- **STATED TASK**: Retype each line of the material exactly, please, skipping any picture in it.
# # # # #
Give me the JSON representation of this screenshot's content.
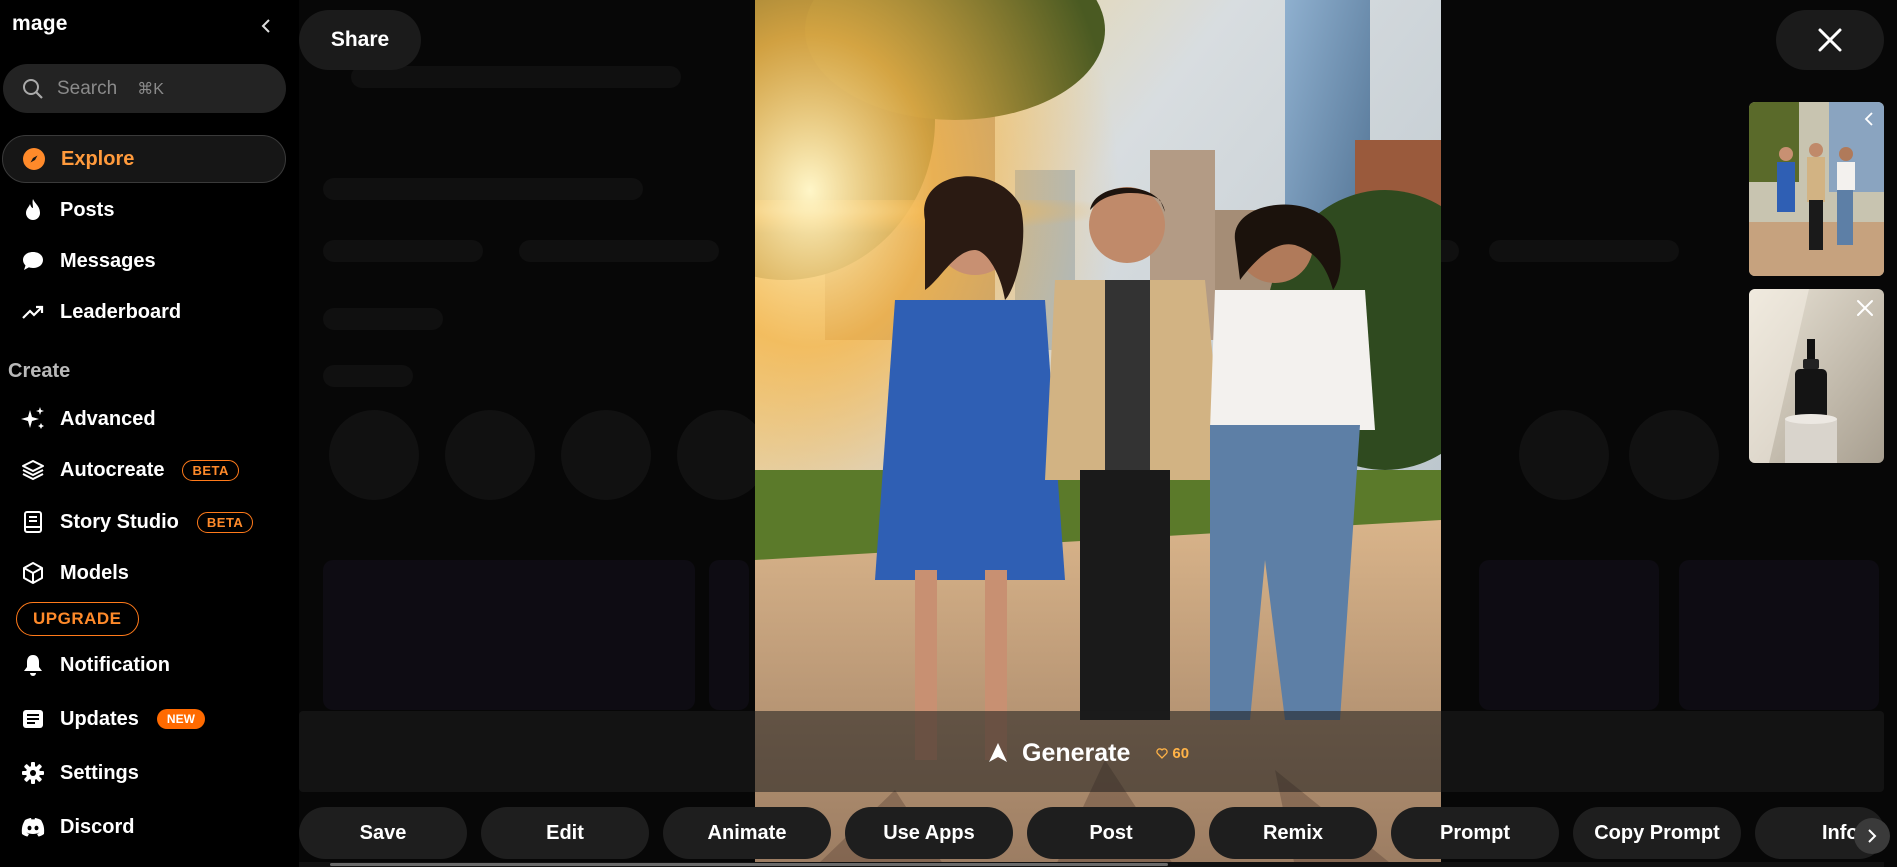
{
  "brand": "mage",
  "search": {
    "placeholder": "Search",
    "shortcut": "⌘K"
  },
  "nav": {
    "explore": "Explore",
    "posts": "Posts",
    "messages": "Messages",
    "leaderboard": "Leaderboard"
  },
  "create": {
    "title": "Create",
    "advanced": "Advanced",
    "autocreate": "Autocreate",
    "autocreate_badge": "BETA",
    "story_studio": "Story Studio",
    "story_studio_badge": "BETA",
    "models": "Models"
  },
  "upgrade": "UPGRADE",
  "bottom_nav": {
    "notification": "Notification",
    "updates": "Updates",
    "updates_badge": "NEW",
    "settings": "Settings",
    "discord": "Discord"
  },
  "viewer": {
    "share": "Share",
    "generate": "Generate",
    "generate_cost": "60"
  },
  "actions": [
    "Save",
    "Edit",
    "Animate",
    "Use Apps",
    "Post",
    "Remix",
    "Prompt",
    "Copy Prompt",
    "Info"
  ],
  "colors": {
    "accent": "#ff8a2a",
    "background": "#000000",
    "button": "#1e1e1e"
  }
}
# # # # #
- **TASK RESULT**:
Give me the JSON representation of this screenshot's content.
{
  "brand": "mage",
  "search": {
    "placeholder": "Search",
    "shortcut": "⌘K"
  },
  "nav": {
    "explore": "Explore",
    "posts": "Posts",
    "messages": "Messages",
    "leaderboard": "Leaderboard"
  },
  "create": {
    "title": "Create",
    "advanced": "Advanced",
    "autocreate": "Autocreate",
    "autocreate_badge": "BETA",
    "story_studio": "Story Studio",
    "story_studio_badge": "BETA",
    "models": "Models"
  },
  "upgrade": "UPGRADE",
  "bottom_nav": {
    "notification": "Notification",
    "updates": "Updates",
    "updates_badge": "NEW",
    "settings": "Settings",
    "discord": "Discord"
  },
  "viewer": {
    "share": "Share",
    "generate": "Generate",
    "generate_cost": "60"
  },
  "actions": [
    "Save",
    "Edit",
    "Animate",
    "Use Apps",
    "Post",
    "Remix",
    "Prompt",
    "Copy Prompt",
    "Info"
  ],
  "colors": {
    "accent": "#ff8a2a",
    "background": "#000000",
    "button": "#1e1e1e"
  }
}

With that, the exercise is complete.